** START DATA TO PROCESS **
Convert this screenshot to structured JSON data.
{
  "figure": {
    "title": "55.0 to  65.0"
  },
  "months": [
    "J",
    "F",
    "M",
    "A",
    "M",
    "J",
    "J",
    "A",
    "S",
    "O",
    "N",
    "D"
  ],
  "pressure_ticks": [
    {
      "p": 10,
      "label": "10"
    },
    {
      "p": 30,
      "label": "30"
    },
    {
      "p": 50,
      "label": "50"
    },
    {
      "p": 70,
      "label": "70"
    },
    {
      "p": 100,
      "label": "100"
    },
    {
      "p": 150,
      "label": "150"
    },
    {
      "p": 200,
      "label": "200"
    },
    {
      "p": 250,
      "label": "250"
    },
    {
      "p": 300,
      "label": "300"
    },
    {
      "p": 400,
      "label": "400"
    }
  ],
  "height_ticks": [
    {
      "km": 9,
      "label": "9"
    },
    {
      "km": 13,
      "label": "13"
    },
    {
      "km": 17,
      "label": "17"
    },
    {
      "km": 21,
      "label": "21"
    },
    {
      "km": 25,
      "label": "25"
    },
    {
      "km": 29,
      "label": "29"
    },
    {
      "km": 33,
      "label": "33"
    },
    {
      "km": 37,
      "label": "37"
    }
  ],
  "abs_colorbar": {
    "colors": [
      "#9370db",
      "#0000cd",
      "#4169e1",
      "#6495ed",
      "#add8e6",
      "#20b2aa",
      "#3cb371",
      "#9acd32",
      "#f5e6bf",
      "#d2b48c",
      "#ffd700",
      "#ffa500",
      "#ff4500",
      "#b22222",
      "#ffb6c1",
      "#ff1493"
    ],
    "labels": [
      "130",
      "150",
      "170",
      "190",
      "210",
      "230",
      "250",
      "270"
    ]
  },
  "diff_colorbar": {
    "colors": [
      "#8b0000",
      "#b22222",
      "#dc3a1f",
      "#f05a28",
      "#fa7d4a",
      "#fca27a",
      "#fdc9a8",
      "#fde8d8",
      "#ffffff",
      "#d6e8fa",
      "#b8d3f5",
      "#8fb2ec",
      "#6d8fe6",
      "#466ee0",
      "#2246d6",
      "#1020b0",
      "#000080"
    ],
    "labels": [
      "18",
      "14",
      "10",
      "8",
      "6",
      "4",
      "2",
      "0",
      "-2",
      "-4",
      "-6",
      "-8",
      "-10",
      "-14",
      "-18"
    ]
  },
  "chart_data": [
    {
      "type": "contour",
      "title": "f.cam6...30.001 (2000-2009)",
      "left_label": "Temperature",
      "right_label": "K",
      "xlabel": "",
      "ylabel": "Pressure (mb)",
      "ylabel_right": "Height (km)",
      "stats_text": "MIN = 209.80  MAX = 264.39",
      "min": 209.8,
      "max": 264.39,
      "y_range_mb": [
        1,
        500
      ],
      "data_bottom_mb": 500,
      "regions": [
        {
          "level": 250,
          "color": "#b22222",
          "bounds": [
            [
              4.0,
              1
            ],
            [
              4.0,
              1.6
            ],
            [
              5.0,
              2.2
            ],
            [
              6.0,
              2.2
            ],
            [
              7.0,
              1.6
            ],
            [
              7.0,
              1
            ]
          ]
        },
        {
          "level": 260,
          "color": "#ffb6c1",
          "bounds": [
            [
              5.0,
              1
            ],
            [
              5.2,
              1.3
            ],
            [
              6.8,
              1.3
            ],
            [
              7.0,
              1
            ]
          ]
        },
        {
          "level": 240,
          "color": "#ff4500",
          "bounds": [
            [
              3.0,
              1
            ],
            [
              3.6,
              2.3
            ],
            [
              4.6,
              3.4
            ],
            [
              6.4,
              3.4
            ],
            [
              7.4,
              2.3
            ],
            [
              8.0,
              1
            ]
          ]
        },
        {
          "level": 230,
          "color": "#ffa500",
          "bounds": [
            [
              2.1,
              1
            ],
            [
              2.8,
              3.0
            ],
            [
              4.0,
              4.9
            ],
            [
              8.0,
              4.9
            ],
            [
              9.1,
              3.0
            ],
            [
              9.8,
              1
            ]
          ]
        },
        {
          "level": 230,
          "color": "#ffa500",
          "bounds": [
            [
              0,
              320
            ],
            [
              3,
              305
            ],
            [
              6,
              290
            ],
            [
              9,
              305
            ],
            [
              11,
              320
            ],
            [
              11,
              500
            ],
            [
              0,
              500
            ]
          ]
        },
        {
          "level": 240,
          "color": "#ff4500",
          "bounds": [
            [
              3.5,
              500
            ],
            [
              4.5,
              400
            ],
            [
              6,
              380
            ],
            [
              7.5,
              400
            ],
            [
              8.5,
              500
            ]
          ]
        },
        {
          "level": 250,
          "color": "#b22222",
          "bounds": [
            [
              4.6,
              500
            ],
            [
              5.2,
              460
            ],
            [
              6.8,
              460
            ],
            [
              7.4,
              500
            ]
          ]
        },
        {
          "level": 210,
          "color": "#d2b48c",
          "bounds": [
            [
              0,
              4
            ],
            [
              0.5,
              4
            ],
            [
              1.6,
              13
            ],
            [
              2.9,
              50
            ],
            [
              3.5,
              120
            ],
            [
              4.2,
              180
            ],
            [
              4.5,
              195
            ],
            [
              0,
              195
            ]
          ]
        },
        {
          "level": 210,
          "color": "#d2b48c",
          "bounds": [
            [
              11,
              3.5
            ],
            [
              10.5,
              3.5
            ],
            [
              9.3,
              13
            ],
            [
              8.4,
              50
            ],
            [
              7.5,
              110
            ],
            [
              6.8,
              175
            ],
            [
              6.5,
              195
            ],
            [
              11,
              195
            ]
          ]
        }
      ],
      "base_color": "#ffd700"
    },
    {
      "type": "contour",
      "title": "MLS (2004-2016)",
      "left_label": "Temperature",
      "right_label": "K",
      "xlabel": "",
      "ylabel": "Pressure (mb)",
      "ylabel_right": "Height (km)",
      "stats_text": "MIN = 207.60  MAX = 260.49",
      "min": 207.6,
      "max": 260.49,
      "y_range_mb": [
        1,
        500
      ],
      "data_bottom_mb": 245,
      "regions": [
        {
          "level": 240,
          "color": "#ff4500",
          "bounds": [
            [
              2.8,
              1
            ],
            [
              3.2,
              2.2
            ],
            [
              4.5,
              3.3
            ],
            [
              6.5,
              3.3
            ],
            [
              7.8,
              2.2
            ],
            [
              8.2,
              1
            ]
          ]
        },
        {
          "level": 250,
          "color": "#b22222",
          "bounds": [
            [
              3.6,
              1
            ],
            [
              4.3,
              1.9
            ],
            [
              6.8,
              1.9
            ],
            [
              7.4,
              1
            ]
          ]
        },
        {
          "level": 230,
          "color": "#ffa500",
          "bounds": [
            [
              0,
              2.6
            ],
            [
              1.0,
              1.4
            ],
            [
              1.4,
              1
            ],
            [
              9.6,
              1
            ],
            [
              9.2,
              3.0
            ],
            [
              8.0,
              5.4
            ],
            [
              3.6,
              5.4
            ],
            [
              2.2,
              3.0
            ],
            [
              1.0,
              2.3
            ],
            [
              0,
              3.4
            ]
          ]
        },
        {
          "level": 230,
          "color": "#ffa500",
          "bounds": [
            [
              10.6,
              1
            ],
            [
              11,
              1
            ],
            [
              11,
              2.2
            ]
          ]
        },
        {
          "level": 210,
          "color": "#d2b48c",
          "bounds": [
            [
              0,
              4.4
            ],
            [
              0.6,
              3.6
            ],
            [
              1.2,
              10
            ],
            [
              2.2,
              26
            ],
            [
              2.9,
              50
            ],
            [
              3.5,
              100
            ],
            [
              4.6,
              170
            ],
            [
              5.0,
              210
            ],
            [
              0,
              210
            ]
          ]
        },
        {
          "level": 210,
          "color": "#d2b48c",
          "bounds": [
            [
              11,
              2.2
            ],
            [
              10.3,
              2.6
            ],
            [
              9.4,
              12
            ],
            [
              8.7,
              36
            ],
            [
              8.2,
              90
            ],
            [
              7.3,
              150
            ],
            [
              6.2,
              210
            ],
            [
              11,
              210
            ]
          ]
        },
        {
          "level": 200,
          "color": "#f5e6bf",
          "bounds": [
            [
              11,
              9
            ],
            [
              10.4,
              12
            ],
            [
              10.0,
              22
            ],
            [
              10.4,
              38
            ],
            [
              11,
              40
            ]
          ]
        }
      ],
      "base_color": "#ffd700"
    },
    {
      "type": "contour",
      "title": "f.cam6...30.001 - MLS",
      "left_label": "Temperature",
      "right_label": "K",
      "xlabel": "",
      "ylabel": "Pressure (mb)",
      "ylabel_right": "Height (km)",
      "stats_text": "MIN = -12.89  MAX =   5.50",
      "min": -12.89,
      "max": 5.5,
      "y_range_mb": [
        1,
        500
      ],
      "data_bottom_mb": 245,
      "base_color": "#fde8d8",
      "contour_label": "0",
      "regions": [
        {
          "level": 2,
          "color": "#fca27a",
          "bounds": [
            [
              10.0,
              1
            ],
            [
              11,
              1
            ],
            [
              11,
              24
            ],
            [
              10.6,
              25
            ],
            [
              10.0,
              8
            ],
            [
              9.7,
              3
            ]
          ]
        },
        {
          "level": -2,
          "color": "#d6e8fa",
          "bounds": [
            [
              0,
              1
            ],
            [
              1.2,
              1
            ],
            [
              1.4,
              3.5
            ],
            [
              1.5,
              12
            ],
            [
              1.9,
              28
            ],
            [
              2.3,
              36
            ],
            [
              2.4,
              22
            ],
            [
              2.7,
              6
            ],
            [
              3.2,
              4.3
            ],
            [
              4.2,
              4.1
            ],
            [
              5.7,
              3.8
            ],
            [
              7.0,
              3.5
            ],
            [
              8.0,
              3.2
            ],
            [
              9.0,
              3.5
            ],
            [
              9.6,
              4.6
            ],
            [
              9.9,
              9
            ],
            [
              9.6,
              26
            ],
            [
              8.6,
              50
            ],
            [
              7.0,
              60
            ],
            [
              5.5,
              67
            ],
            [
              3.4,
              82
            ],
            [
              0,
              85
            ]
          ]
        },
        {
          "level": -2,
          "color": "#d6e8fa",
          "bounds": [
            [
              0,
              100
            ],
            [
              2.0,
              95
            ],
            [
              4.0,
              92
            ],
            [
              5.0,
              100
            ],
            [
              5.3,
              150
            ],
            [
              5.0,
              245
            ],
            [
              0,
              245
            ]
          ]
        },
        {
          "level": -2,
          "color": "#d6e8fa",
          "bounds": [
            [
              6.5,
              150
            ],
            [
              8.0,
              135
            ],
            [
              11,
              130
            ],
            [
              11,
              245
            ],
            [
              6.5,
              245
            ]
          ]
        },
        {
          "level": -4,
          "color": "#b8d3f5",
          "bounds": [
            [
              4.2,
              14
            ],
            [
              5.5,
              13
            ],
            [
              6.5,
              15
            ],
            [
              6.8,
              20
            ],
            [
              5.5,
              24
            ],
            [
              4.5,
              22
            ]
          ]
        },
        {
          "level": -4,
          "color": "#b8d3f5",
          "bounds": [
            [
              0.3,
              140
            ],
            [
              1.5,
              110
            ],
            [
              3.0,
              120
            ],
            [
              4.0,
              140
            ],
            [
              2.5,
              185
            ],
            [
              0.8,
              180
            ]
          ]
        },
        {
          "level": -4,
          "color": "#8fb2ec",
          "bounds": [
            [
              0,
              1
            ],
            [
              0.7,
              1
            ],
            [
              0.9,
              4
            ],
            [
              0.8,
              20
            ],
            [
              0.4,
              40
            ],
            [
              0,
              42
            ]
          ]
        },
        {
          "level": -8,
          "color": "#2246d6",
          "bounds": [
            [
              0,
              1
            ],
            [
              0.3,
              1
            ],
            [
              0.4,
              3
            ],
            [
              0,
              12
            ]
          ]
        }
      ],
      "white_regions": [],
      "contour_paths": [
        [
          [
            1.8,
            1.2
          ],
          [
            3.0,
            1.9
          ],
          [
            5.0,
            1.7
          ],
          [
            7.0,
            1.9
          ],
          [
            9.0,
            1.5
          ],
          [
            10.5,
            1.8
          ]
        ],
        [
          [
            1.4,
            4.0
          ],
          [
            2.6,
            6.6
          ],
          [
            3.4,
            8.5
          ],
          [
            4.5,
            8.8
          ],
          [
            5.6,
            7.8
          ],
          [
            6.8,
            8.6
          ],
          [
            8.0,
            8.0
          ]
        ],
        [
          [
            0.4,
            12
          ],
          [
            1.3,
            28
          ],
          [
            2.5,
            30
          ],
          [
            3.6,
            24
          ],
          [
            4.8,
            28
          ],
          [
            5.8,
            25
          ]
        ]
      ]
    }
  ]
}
** END DATA TO PROCESS **
> _WHAT THE EXERCISE ASKS_: Extract from the material all lines containing the string "title".

> _RESULT FOR THIS EXERCISE_:
    "title": "55.0 to  65.0"
      "title": "f.cam6...30.001 (2000-2009)",
      "title": "MLS (2004-2016)",
      "title": "f.cam6...30.001 - MLS",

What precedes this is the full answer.